◆ Input material
########
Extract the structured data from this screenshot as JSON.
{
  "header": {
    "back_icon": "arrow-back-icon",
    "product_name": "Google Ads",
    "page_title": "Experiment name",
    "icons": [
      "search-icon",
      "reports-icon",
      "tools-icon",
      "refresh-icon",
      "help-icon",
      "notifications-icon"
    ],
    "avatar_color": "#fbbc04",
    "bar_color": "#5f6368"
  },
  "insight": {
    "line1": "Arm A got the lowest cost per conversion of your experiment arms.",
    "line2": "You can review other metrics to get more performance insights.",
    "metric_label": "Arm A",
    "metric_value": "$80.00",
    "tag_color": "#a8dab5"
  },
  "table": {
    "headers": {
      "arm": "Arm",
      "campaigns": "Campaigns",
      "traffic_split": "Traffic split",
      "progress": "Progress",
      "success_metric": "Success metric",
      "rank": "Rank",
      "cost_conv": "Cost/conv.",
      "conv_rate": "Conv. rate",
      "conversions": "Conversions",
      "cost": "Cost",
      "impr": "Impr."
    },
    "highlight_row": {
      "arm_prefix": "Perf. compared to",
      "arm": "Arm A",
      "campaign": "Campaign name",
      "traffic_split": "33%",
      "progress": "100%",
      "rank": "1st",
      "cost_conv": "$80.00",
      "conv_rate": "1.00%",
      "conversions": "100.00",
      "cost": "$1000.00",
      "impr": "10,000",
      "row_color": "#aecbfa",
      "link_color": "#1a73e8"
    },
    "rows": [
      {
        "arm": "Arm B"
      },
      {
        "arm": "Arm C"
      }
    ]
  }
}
########
Scan the material above for the string "conversions" and return the lines that hold it.

◆ Result
      "conversions": "Conversions",
      "conversions": "100.00",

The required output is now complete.